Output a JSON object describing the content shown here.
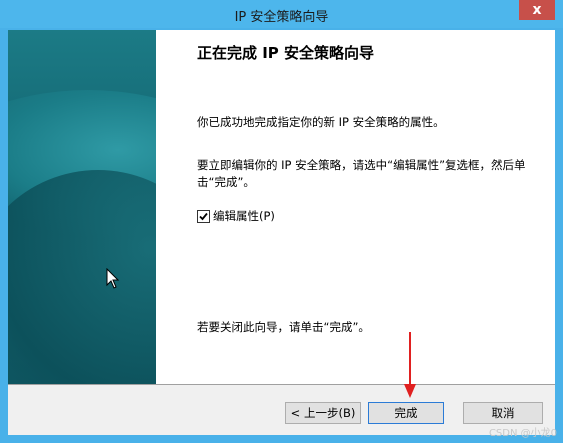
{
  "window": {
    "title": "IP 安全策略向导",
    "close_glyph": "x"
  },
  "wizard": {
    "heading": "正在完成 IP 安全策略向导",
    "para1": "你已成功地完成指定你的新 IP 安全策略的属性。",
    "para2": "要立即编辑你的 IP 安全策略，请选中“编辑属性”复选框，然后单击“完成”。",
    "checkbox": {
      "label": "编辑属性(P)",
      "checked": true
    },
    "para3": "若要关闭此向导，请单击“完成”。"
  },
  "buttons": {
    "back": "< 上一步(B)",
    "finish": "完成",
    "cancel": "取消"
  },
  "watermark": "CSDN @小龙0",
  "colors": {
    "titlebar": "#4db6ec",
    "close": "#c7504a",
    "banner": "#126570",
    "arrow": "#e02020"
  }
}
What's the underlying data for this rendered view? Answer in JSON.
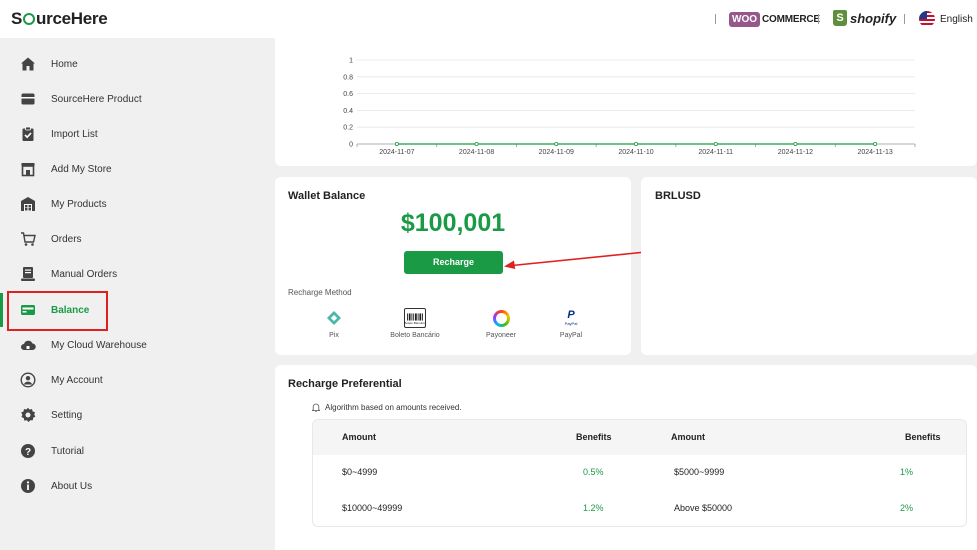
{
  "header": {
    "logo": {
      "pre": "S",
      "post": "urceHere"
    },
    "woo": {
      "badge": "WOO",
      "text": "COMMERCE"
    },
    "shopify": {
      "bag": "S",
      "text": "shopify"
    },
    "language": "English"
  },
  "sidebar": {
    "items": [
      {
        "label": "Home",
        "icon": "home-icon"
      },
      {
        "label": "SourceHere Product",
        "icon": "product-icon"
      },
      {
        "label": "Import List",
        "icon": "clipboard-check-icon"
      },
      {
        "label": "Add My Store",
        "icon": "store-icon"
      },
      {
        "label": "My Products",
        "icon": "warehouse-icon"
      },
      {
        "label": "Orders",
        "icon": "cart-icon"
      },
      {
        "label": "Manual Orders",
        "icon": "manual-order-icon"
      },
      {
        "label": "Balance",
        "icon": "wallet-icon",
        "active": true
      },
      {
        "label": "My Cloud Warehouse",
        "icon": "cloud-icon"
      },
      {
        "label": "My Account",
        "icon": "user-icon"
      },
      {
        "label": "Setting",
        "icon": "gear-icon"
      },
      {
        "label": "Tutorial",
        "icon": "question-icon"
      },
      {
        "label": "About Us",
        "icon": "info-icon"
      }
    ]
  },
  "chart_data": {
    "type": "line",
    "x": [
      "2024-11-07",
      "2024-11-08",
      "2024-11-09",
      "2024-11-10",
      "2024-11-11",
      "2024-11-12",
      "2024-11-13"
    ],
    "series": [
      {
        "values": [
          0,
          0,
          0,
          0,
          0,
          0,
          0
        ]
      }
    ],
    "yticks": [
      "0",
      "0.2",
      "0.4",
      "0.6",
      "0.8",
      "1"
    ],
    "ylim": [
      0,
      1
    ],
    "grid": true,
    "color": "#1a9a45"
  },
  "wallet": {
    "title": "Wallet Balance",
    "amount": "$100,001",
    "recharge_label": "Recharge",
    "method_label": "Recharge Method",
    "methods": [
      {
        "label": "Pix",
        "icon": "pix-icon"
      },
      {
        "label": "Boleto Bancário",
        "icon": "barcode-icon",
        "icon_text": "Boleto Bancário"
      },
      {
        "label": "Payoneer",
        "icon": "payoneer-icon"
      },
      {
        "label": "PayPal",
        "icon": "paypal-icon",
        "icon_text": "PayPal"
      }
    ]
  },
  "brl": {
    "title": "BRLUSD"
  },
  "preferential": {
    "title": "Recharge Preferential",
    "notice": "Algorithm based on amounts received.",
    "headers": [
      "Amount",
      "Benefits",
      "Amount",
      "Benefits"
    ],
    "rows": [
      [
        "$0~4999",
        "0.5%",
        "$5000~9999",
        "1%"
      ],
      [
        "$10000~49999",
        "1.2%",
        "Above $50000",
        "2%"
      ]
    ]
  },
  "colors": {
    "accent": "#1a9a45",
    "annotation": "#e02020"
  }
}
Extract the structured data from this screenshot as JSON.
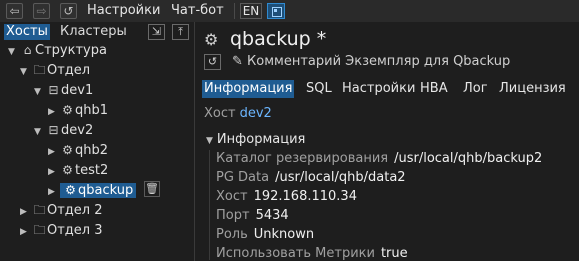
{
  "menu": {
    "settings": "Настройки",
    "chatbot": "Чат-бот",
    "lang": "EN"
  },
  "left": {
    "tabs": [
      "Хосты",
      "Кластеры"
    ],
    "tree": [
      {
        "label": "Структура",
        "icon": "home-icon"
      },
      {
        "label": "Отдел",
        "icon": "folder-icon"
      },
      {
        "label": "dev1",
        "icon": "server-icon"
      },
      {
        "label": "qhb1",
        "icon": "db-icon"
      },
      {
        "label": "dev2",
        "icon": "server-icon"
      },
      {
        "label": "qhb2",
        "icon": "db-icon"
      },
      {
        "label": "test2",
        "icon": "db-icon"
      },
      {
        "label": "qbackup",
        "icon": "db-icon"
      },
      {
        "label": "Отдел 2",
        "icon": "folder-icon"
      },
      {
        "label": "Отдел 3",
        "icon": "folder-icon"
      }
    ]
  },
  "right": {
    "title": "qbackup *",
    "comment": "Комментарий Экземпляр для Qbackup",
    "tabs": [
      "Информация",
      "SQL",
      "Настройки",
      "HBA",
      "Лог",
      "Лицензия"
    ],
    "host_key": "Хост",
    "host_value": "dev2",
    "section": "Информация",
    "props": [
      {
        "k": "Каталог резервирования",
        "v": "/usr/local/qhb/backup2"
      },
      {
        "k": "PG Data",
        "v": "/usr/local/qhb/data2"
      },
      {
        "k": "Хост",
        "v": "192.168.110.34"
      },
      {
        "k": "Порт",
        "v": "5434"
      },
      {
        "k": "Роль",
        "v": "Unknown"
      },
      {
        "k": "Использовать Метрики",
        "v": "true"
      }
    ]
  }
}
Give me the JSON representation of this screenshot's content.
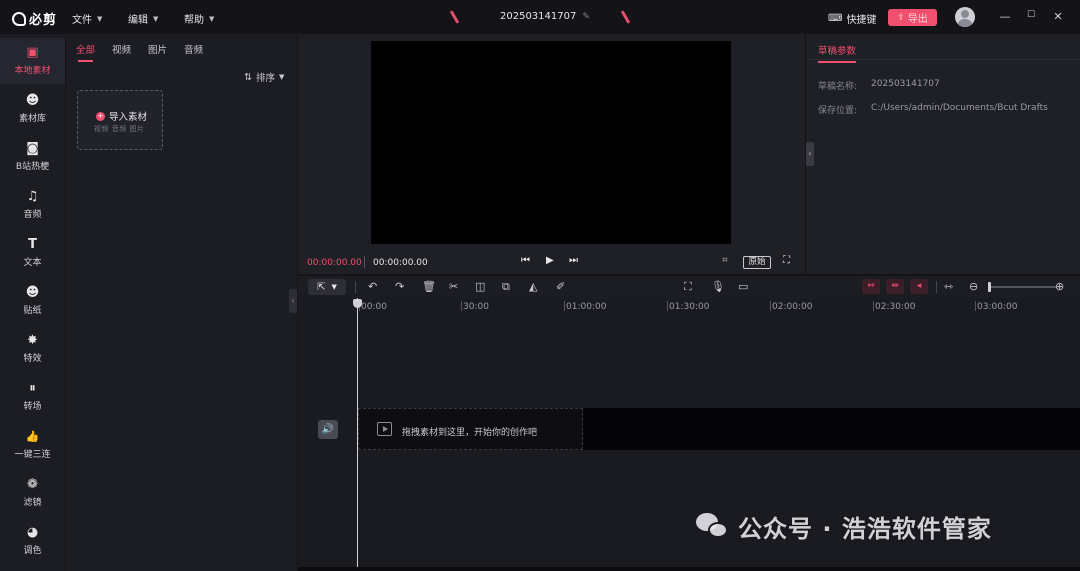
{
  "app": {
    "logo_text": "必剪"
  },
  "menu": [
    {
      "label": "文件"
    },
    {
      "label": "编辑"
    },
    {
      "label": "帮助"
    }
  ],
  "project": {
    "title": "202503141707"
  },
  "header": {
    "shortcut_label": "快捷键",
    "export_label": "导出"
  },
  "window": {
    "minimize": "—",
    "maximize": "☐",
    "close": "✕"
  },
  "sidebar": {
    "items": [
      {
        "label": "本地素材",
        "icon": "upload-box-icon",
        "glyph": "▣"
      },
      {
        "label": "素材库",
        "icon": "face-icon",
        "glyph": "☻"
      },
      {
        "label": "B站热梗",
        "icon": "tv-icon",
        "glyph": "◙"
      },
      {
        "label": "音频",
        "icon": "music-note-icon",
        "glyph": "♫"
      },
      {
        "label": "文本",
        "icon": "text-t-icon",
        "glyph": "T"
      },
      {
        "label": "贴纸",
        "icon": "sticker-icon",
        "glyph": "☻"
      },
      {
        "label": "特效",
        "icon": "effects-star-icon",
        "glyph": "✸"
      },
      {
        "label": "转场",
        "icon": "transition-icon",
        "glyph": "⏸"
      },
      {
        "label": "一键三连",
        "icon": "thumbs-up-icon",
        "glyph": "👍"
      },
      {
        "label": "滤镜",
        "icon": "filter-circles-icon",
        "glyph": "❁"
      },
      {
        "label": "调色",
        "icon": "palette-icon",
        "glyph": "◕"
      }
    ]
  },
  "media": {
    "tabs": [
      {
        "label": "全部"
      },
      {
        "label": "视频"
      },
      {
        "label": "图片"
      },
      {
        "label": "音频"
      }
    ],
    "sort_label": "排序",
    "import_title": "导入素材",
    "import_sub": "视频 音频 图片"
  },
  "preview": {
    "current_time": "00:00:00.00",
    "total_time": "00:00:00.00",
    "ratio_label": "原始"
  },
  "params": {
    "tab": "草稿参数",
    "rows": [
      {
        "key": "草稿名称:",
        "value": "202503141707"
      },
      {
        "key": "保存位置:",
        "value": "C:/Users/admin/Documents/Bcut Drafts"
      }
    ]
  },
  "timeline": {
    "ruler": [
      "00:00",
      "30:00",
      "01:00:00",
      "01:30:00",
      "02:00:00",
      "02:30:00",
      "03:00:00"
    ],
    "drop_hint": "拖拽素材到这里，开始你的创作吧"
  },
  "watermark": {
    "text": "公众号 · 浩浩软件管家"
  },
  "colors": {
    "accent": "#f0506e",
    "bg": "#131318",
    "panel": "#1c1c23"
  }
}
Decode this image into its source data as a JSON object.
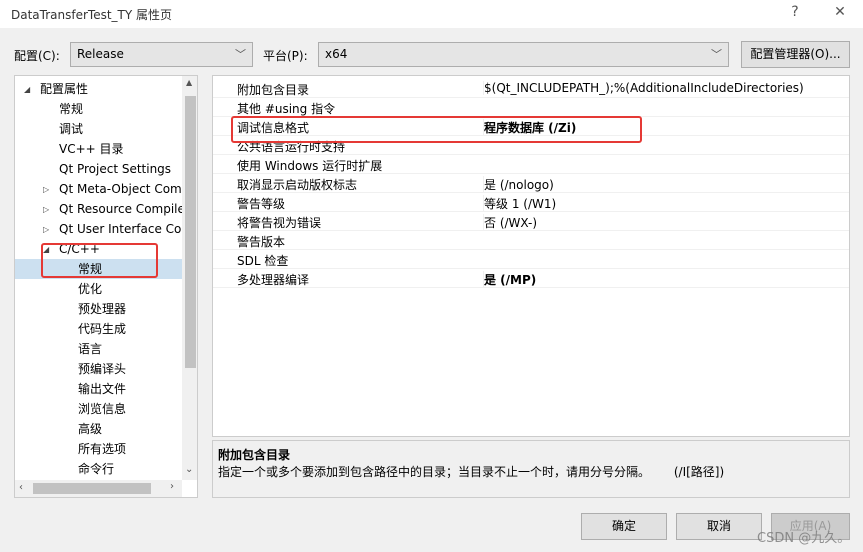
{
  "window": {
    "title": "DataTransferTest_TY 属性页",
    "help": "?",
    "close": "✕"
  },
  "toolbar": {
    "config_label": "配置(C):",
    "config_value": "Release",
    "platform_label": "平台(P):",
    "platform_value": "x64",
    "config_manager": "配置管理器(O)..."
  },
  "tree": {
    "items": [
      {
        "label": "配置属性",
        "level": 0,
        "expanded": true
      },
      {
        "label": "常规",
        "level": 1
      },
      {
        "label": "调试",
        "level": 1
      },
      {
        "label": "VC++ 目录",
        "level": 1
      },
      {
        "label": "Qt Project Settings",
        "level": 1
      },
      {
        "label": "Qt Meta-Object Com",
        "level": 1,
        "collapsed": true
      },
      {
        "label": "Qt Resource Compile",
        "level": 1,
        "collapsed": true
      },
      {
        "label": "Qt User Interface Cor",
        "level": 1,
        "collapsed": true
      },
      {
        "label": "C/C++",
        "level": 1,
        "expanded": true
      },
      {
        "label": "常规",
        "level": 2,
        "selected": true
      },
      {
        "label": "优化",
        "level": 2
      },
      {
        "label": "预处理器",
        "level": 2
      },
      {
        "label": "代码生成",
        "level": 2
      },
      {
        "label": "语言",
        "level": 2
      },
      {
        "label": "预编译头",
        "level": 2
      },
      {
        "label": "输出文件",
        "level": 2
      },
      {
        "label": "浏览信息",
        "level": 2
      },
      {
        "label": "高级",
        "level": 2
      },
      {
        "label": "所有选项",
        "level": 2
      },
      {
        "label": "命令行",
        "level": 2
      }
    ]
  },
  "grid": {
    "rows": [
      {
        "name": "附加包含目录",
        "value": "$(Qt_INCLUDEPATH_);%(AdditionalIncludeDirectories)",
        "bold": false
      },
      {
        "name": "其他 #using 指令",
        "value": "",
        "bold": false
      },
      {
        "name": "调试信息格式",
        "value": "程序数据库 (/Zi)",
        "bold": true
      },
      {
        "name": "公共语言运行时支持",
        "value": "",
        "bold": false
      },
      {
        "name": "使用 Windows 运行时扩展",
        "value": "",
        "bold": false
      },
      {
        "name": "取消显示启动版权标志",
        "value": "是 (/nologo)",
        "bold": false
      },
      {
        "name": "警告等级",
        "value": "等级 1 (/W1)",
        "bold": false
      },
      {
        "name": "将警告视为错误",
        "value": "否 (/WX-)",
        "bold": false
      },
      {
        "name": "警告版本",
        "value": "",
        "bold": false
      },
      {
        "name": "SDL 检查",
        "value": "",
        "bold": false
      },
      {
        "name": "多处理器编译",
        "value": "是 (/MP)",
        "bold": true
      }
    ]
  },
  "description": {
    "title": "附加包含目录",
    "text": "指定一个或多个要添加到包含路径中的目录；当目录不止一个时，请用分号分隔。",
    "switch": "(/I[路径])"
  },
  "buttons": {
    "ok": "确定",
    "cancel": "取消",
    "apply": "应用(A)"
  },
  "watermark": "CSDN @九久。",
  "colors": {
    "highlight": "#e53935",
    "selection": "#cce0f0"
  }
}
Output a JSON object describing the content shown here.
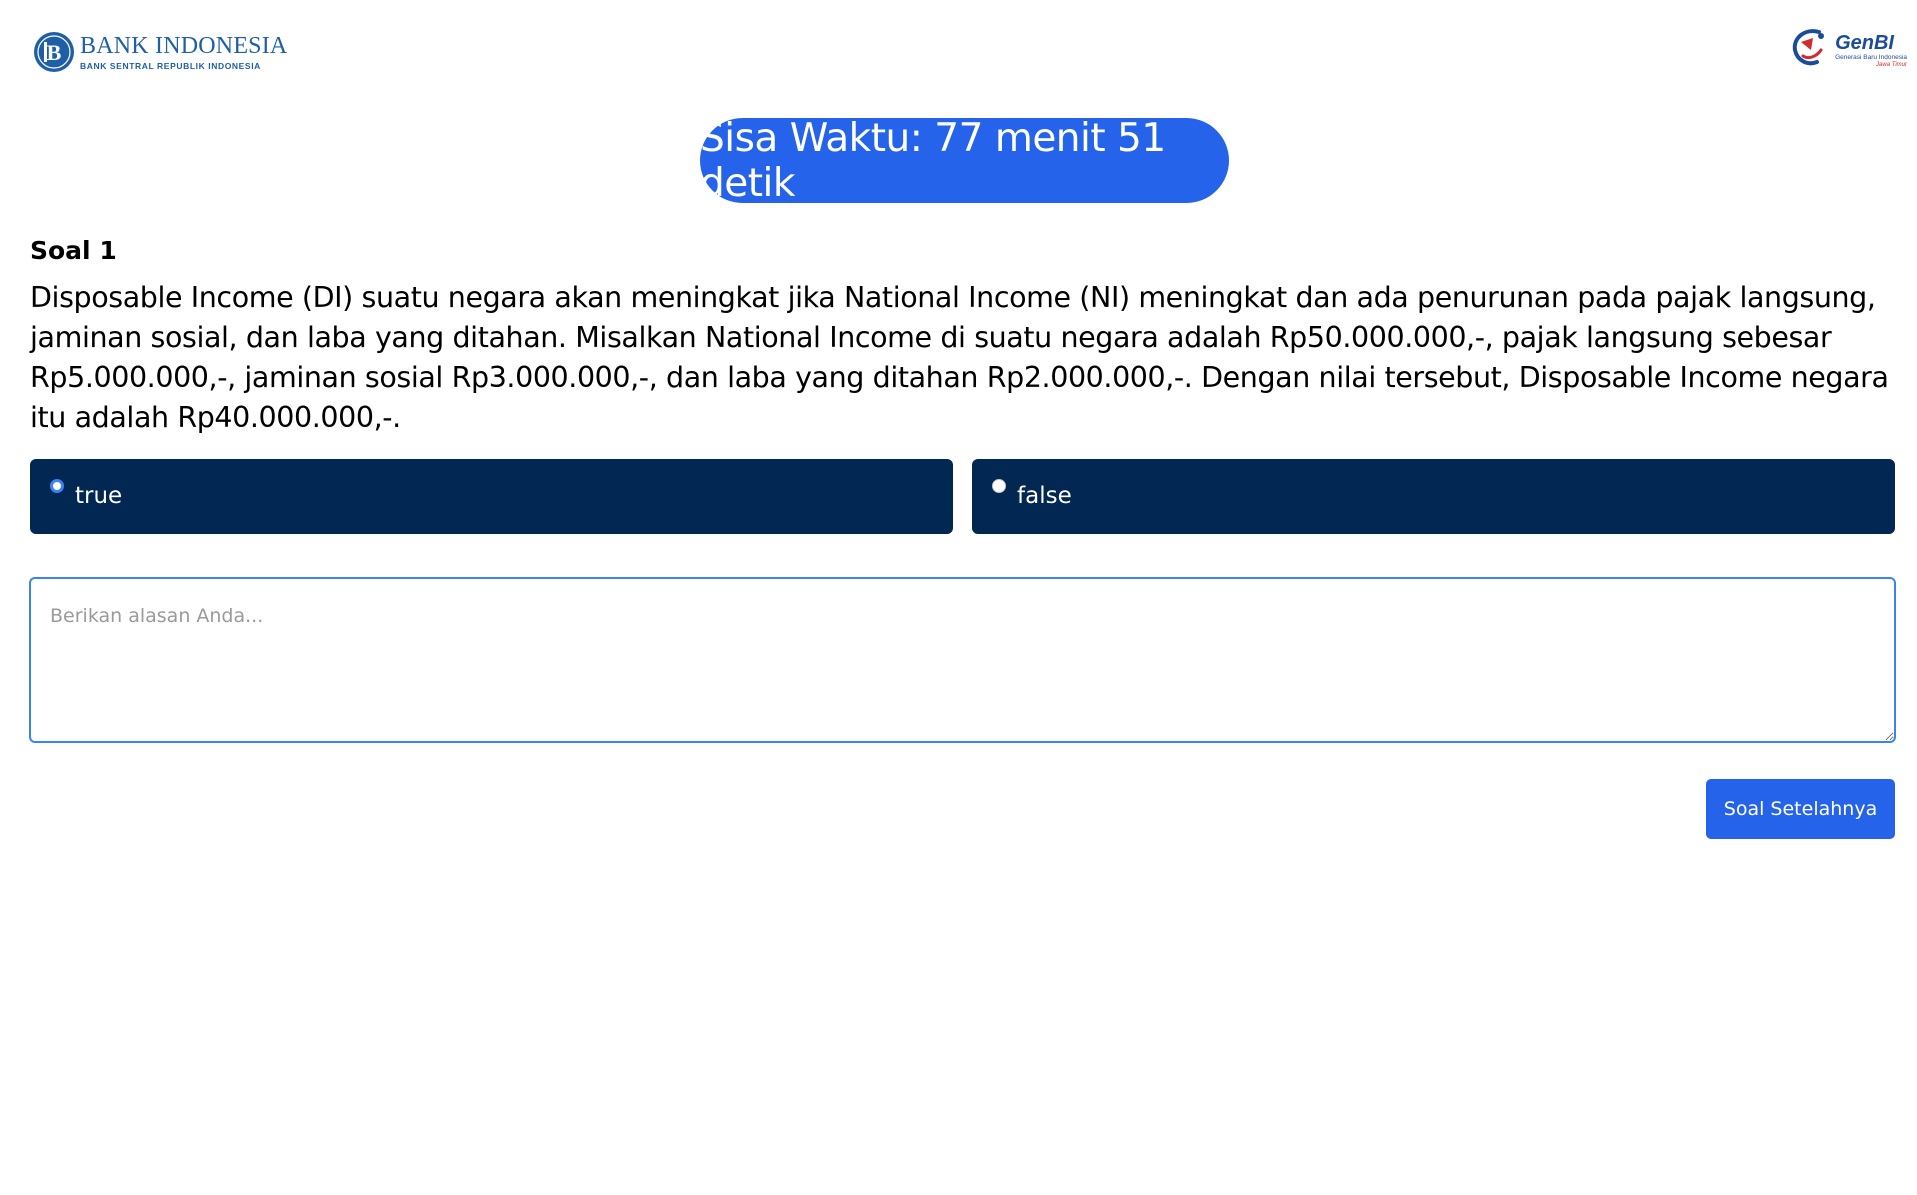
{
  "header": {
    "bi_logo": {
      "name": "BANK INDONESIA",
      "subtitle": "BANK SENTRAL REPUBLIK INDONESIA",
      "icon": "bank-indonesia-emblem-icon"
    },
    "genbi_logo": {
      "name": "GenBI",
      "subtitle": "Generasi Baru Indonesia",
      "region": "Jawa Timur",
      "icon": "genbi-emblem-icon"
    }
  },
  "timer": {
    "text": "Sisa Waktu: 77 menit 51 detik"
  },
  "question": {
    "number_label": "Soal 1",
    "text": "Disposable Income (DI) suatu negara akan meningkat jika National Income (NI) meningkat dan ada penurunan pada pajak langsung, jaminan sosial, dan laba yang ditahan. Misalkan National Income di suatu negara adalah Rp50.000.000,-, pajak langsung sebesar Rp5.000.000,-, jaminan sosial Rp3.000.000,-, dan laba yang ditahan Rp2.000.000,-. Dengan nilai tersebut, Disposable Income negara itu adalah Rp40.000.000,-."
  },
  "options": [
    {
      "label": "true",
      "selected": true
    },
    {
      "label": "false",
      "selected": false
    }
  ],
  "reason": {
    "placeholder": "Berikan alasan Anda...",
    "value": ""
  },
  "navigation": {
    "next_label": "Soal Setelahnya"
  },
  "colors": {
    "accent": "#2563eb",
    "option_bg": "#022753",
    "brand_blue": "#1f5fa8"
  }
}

+++++

### GIVEN TASK
Say how many lines hold the word "Balance", giving the number and nothing else.

### SOLUTION TO THE PROBLEM
2